» **Task goal**:
Identify the lines that contain the string "screenshot" and copy all of them.

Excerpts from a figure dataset
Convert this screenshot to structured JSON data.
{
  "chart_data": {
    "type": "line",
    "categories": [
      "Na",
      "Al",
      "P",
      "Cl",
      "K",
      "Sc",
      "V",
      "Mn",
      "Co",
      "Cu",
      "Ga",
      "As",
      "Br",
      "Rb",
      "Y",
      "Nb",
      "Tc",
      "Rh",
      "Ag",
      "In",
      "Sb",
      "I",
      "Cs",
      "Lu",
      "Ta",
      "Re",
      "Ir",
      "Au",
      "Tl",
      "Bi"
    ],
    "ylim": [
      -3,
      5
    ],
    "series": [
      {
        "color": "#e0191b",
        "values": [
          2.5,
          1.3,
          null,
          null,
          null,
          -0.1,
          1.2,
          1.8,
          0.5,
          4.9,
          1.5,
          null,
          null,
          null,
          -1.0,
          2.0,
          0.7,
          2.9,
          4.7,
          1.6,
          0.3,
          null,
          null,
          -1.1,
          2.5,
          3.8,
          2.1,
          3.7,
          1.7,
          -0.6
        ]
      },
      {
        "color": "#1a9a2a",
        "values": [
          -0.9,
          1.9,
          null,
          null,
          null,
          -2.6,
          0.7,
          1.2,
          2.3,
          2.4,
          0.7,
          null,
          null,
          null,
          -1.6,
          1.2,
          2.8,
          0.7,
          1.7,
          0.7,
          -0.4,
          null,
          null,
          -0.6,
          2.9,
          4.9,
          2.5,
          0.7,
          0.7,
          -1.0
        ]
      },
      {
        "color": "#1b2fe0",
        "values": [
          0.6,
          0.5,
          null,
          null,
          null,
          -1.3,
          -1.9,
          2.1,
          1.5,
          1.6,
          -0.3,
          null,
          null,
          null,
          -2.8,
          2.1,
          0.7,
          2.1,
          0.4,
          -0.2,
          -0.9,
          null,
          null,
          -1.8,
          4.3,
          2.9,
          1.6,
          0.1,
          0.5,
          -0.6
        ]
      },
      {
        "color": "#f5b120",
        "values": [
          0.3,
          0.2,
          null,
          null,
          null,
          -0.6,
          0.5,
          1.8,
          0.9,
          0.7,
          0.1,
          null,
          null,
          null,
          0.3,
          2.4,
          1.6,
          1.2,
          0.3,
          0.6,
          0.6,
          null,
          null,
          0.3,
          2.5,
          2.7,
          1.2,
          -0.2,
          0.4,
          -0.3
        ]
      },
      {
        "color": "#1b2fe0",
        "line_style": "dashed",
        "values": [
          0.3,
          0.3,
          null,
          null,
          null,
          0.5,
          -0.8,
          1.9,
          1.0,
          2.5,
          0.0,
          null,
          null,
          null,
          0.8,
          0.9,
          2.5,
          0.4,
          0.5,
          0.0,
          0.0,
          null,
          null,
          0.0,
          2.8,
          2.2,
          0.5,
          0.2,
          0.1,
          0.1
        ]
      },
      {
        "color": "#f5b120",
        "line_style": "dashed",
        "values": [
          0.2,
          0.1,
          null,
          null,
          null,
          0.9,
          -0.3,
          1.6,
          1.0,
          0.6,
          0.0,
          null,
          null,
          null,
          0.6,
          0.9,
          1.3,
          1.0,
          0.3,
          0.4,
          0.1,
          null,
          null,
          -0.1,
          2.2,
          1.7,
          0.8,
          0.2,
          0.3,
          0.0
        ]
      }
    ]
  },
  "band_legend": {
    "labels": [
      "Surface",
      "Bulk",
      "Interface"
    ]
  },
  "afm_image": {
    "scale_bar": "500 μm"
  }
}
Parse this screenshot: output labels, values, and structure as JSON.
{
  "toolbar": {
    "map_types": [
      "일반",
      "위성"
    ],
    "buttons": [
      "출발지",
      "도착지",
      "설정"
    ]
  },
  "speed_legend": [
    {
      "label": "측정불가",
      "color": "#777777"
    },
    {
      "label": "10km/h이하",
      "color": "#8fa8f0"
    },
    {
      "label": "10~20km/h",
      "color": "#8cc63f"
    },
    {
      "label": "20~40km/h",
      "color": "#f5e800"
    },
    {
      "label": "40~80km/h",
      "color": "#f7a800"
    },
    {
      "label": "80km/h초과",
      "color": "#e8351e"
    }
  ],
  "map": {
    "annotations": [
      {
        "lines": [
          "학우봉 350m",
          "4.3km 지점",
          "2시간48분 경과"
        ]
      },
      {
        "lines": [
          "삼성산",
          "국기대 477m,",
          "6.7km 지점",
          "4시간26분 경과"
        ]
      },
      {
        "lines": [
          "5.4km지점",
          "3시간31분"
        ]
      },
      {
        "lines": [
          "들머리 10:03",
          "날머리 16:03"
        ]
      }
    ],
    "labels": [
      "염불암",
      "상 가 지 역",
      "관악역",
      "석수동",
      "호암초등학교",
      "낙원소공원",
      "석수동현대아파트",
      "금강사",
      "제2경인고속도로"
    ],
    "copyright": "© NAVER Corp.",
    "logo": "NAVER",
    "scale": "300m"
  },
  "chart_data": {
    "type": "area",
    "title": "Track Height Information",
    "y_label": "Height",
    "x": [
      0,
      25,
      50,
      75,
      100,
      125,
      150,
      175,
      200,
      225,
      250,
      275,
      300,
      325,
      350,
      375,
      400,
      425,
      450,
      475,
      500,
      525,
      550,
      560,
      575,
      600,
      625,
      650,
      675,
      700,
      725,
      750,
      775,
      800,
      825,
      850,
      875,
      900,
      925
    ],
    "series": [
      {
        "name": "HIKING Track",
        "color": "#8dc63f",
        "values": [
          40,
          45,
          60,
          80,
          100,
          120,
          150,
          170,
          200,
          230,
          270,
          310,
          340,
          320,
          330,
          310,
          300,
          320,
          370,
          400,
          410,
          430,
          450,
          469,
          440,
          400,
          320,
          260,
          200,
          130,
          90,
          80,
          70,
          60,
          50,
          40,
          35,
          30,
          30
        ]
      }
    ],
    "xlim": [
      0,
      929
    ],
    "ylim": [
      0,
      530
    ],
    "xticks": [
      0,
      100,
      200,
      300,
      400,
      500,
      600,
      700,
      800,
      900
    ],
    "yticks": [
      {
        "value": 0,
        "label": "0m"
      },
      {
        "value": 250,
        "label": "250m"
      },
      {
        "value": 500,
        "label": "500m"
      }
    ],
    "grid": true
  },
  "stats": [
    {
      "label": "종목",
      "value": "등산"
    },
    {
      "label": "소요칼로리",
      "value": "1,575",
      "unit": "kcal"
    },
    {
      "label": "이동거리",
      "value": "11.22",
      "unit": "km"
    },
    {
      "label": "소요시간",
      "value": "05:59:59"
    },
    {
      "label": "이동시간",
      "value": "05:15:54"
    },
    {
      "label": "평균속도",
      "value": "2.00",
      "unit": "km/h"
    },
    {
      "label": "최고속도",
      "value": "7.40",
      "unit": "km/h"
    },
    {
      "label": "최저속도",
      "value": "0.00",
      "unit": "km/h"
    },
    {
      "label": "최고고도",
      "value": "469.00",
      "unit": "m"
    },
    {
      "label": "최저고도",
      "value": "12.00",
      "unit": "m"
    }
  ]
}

» **Exercise result**:
Convert this screenshot to structured JSON data.
Parse this screenshot: output labels, values, and structure as JSON.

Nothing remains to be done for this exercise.